Stored items from a collection ->
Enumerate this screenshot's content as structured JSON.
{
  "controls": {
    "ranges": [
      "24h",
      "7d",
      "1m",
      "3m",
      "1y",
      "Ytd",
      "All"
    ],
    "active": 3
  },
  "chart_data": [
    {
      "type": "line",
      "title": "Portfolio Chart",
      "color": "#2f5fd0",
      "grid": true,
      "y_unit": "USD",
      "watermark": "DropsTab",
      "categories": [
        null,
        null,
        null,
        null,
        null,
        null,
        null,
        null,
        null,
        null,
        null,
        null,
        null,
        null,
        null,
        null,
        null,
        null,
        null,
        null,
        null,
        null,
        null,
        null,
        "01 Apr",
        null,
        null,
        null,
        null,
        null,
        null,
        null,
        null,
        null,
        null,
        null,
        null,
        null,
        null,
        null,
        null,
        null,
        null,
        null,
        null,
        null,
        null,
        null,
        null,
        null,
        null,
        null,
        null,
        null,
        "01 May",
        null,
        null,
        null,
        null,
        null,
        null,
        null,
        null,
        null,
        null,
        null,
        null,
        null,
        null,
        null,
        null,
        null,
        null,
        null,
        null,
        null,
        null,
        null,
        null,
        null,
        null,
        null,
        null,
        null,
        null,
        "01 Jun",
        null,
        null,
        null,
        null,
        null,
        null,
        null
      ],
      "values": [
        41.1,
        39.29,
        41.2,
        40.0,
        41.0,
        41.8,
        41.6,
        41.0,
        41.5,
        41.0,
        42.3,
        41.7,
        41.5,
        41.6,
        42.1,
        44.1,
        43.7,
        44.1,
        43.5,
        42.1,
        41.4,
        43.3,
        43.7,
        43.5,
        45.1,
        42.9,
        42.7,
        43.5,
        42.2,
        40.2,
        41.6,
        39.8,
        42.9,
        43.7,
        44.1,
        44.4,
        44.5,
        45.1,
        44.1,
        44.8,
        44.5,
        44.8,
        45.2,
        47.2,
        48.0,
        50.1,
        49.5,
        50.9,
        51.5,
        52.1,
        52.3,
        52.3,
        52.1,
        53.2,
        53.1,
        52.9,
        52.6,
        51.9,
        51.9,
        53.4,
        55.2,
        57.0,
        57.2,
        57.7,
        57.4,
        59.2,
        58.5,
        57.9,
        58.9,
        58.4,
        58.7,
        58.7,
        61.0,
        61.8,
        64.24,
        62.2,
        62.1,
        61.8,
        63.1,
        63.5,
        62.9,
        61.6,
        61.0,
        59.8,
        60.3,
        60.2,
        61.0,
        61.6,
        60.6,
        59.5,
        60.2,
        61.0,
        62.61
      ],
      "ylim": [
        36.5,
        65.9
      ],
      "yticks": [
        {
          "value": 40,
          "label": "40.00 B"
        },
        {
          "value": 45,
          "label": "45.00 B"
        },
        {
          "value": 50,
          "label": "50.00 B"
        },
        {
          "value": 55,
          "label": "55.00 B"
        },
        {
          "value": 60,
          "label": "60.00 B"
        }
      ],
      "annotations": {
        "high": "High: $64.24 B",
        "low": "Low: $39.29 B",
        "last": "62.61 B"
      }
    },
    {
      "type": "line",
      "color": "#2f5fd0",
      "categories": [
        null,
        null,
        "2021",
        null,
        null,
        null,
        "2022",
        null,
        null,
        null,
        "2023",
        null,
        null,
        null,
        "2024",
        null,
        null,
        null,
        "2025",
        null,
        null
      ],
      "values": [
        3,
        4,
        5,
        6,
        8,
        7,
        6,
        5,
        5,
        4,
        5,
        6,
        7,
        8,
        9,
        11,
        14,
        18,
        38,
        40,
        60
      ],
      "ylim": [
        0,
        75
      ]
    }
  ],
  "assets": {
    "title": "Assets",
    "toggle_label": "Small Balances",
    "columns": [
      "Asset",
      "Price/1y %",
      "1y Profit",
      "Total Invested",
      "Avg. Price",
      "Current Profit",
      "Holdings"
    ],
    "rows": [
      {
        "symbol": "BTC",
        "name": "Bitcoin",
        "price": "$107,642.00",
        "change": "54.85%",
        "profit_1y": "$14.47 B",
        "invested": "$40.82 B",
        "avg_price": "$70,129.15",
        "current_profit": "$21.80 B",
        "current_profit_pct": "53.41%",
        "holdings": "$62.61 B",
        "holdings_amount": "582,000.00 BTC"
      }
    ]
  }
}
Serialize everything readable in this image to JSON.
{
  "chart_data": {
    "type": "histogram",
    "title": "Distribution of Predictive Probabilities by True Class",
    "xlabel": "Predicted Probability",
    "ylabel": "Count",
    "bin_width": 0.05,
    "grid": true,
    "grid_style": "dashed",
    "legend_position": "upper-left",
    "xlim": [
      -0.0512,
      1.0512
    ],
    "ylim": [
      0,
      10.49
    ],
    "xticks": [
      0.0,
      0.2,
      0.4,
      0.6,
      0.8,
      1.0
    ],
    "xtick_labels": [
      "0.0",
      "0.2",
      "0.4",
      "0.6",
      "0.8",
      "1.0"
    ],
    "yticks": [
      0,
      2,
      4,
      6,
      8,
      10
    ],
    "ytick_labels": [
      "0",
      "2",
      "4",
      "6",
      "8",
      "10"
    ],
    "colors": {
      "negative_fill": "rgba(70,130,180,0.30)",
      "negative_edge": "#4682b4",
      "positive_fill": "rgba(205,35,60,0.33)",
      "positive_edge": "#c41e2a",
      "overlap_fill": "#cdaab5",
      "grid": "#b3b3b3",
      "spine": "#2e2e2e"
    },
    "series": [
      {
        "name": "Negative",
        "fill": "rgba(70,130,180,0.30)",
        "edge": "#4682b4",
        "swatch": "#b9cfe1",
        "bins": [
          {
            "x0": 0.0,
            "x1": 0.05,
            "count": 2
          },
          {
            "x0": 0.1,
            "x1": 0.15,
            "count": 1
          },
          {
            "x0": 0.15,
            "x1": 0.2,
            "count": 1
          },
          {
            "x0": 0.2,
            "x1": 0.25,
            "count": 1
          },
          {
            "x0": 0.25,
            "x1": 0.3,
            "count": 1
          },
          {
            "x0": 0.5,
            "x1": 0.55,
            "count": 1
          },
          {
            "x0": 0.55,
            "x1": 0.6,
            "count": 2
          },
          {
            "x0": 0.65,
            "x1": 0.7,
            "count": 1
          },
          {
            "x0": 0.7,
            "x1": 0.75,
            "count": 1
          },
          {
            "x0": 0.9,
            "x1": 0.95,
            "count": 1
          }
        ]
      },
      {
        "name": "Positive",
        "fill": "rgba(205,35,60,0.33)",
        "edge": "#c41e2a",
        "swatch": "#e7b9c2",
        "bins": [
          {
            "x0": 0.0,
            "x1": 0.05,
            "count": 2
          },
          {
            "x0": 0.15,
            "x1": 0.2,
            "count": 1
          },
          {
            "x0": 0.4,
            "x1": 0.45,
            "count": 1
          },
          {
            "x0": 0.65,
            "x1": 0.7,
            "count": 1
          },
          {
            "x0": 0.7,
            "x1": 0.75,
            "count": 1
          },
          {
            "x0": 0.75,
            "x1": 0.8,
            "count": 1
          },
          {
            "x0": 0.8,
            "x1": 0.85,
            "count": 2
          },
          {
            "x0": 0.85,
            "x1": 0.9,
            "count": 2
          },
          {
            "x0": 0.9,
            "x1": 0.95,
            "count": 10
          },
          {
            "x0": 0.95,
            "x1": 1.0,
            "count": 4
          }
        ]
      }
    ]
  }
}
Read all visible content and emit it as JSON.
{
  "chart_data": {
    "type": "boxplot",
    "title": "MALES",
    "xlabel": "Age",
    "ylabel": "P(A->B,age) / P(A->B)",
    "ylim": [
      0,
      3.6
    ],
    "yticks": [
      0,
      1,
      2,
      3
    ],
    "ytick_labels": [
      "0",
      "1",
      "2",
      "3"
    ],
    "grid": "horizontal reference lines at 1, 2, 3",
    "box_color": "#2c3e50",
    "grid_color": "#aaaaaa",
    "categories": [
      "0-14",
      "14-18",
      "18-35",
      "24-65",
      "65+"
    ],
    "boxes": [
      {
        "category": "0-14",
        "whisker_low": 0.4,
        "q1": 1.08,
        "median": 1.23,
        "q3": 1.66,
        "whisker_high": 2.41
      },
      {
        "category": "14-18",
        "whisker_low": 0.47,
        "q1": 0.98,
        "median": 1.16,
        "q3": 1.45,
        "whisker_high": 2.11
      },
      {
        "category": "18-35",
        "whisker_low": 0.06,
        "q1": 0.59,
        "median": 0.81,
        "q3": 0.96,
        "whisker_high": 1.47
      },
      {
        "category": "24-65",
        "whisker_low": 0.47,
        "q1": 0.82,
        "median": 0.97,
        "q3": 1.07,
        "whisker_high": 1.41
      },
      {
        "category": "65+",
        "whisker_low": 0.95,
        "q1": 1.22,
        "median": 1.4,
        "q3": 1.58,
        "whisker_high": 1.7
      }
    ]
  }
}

GOAL -> Everything from the line with "Read all visible content and emit it as JSON." through the last line of the material above should be echoed exactly, and nothing else.

EXERCISE OUTPUT ->
Read all visible content and emit it as JSON.
{
  "chart_data": {
    "type": "boxplot",
    "title": "MALES",
    "xlabel": "Age",
    "ylabel": "P(A->B,age) / P(A->B)",
    "ylim": [
      0,
      3.6
    ],
    "yticks": [
      0,
      1,
      2,
      3
    ],
    "ytick_labels": [
      "0",
      "1",
      "2",
      "3"
    ],
    "grid": "horizontal reference lines at 1, 2, 3",
    "box_color": "#2c3e50",
    "grid_color": "#aaaaaa",
    "categories": [
      "0-14",
      "14-18",
      "18-35",
      "24-65",
      "65+"
    ],
    "boxes": [
      {
        "category": "0-14",
        "whisker_low": 0.4,
        "q1": 1.08,
        "median": 1.23,
        "q3": 1.66,
        "whisker_high": 2.41
      },
      {
        "category": "14-18",
        "whisker_low": 0.47,
        "q1": 0.98,
        "median": 1.16,
        "q3": 1.45,
        "whisker_high": 2.11
      },
      {
        "category": "18-35",
        "whisker_low": 0.06,
        "q1": 0.59,
        "median": 0.81,
        "q3": 0.96,
        "whisker_high": 1.47
      },
      {
        "category": "24-65",
        "whisker_low": 0.47,
        "q1": 0.82,
        "median": 0.97,
        "q3": 1.07,
        "whisker_high": 1.41
      },
      {
        "category": "65+",
        "whisker_low": 0.95,
        "q1": 1.22,
        "median": 1.4,
        "q3": 1.58,
        "whisker_high": 1.7
      }
    ]
  }
}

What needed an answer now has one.